── Quoted passage ──

I don’t know about you, but I was crushed by the colossal collapse of the Atlanta Falcons a couple of weeks ago.  I wrote on my Facebook wall, “Devastating.”  (If you don’t know what I am referring to, the Atlanta Falcons gave up a 25-point lead in the Super bowl and lost in overtime.)  From my perspective it was just that, devastating.   It wasn’t the same way for everyone else though.  My family, for instance, all pull for the Saints and they were, for the most part, disappointed in the result but thrilled to have seen such a good game.  I have an aunt who pulls for the Patriots and she was ecstatic.  She thought it was the best game she had ever seen!

In this edition of the newsletter there are many “wish list items” for the church.  A few of these I added because I have heard church members mention they wished we could have this item, for instance the chairs in the Family Life Center and the Hearing Assistance Devices for the 11 AM worship service.  The rest of these items the staff has offered up because we are dreaming about the future of the church.  Each of these items plays a part in bringing together some piece of that dream.  If you have a question about any of the items, any of the staff members would love to share their vision for the list items use.

It is my hope and the hope of the staff that God will work in the hearts of some of you reading this newsletter article today to make a way for many of these wish list items to become a reality.  In fact, while I’m dreaming and wishing, I hope all of these and more make there way into the church so we can do our best work to grow for the Kingdom of God.

───
── Information supplied ──

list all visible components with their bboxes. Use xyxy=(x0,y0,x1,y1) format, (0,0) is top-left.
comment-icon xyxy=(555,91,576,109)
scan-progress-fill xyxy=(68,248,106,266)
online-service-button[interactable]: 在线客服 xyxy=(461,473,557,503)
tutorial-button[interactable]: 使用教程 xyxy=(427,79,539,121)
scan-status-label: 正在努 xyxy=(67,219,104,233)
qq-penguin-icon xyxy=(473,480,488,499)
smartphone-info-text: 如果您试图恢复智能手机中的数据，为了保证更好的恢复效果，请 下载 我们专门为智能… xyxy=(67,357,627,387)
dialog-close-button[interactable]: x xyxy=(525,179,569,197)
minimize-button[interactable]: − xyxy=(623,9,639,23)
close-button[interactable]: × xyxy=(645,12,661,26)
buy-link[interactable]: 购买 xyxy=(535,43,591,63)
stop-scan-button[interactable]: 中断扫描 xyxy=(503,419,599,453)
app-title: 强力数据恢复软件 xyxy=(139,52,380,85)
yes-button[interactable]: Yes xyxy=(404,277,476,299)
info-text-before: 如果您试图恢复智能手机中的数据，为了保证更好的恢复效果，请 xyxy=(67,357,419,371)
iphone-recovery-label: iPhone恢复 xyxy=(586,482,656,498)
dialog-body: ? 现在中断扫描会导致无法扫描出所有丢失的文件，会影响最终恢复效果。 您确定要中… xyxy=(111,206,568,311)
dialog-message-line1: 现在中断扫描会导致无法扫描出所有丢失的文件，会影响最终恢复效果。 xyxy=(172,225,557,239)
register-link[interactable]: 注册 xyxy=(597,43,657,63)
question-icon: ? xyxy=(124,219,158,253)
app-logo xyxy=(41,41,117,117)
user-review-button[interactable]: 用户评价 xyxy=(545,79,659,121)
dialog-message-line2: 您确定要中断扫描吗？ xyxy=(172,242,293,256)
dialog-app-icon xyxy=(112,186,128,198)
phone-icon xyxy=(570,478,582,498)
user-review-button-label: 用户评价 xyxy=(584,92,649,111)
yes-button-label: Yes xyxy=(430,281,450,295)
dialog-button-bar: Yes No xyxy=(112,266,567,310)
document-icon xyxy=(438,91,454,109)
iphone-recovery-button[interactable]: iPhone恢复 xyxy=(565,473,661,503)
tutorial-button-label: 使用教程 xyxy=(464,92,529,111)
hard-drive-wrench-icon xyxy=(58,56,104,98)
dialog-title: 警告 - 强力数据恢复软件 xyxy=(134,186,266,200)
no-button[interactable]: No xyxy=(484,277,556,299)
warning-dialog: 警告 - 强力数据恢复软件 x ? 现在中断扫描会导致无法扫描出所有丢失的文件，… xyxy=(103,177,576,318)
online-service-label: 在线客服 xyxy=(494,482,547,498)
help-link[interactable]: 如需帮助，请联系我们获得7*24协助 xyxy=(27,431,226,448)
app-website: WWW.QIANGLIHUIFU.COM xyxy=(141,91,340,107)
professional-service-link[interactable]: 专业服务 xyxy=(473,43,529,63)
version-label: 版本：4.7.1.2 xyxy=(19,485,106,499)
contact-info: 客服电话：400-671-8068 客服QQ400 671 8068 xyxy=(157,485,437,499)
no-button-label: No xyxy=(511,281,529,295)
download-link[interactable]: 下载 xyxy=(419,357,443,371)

───

### Assignment
Duplicate the full newsletter article word for word.

### Response for this exercise
I don’t know about you, but I was crushed by the colossal collapse of the Atlanta Falcons a couple of weeks ago.  I wrote on my Facebook wall, “Devastating.”  (If you don’t know what I am referring to, the Atlanta Falcons gave up a 25-point lead in the Super bowl and lost in overtime.)  From my perspective it was just that, devastating.   It wasn’t the same way for everyone else though.  My family, for instance, all pull for the Saints and they were, for the most part, disappointed in the result but thrilled to have seen such a good game.  I have an aunt who pulls for the Patriots and she was ecstatic.  She thought it was the best game she had ever seen!

In this edition of the newsletter there are many “wish list items” for the church.  A few of these I added because I have heard church members mention they wished we could have this item, for instance the chairs in the Family Life Center and the Hearing Assistance Devices for the 11 AM worship service.  The rest of these items the staff has offered up because we are dreaming about the future of the church.  Each of these items plays a part in bringing together some piece of that dream.  If you have a question about any of the items, any of the staff members would love to share their vision for the list items use.

It is my hope and the hope of the staff that God will work in the hearts of some of you reading this newsletter article today to make a way for many of these wish list items to become a reality.  In fact, while I’m dreaming and wishing, I hope all of these and more make there way into the church so we can do our best work to grow for the Kingdom of God.